%%

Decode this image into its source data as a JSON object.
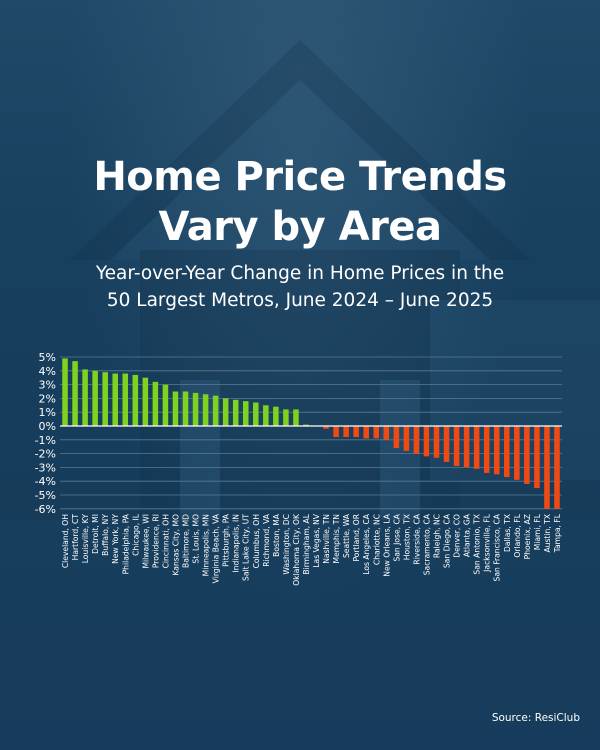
{
  "header": {
    "title_line1": "Home Price Trends",
    "title_line2": "Vary by Area",
    "subtitle_line1": "Year-over-Year Change in Home Prices in the",
    "subtitle_line2": "50 Largest Metros, June 2024 – June 2025"
  },
  "footer": {
    "source": "Source:  ResiClub"
  },
  "colors": {
    "positive": "#7ed321",
    "negative": "#f04a14",
    "gridline": "#5a7a93",
    "zero_line": "#ffffff",
    "text": "#ffffff"
  },
  "chart_data": {
    "type": "bar",
    "title": "",
    "xlabel": "",
    "ylabel": "",
    "ylim": [
      -6,
      5
    ],
    "yticks": [
      "5%",
      "4%",
      "3%",
      "2%",
      "1%",
      "0%",
      "-1%",
      "-2%",
      "-3%",
      "-4%",
      "-5%",
      "-6%"
    ],
    "grid": true,
    "categories": [
      "Cleveland, OH",
      "Hartford, CT",
      "Louisville, KY",
      "Detroit, MI",
      "Buffalo, NY",
      "New York, NY",
      "Philadelphia, PA",
      "Chicago, IL",
      "Milwaukee, WI",
      "Providence, RI",
      "Cincinnati, OH",
      "Kansas City, MO",
      "Baltimore, MD",
      "St. Louis, MO",
      "Minneapolis, MN",
      "Virginia Beach, VA",
      "Pittsburgh, PA",
      "Indianapolis, IN",
      "Salt Lake City, UT",
      "Columbus, OH",
      "Richmond, VA",
      "Boston, MA",
      "Washington, DC",
      "Oklahoma City, OK",
      "Birmingham, AL",
      "Las Vegas, NV",
      "Nashville, TN",
      "Memphis, TN",
      "Seattle, WA",
      "Portland, OR",
      "Los Angeles, CA",
      "Charlotte, NC",
      "New Orleans, LA",
      "San Jose, CA",
      "Houston, TX",
      "Riverside, CA",
      "Sacramento, CA",
      "Raleigh, NC",
      "San Diego, CA",
      "Denver, CO",
      "Atlanta, GA",
      "San Antonio, TX",
      "Jacksonville, FL",
      "San Francisco, CA",
      "Dallas, TX",
      "Orlando, FL",
      "Phoenix, AZ",
      "Miami, FL",
      "Austin, TX",
      "Tampa, FL"
    ],
    "values": [
      4.9,
      4.7,
      4.1,
      4.0,
      3.9,
      3.8,
      3.8,
      3.7,
      3.5,
      3.2,
      3.0,
      2.5,
      2.5,
      2.4,
      2.3,
      2.2,
      2.0,
      1.9,
      1.8,
      1.7,
      1.5,
      1.4,
      1.2,
      1.2,
      0.1,
      0.0,
      -0.2,
      -0.8,
      -0.8,
      -0.8,
      -0.9,
      -0.9,
      -1.0,
      -1.6,
      -1.8,
      -2.0,
      -2.2,
      -2.3,
      -2.6,
      -2.9,
      -3.0,
      -3.1,
      -3.4,
      -3.5,
      -3.7,
      -3.9,
      -4.2,
      -4.5,
      -6.0,
      -6.0
    ]
  }
}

%%

- _Task statement_
Pick out all lines from the data above in which the word "City" appears.

- _Result for this exercise_
      "Kansas City, MO",
      "Salt Lake City, UT",
      "Oklahoma City, OK",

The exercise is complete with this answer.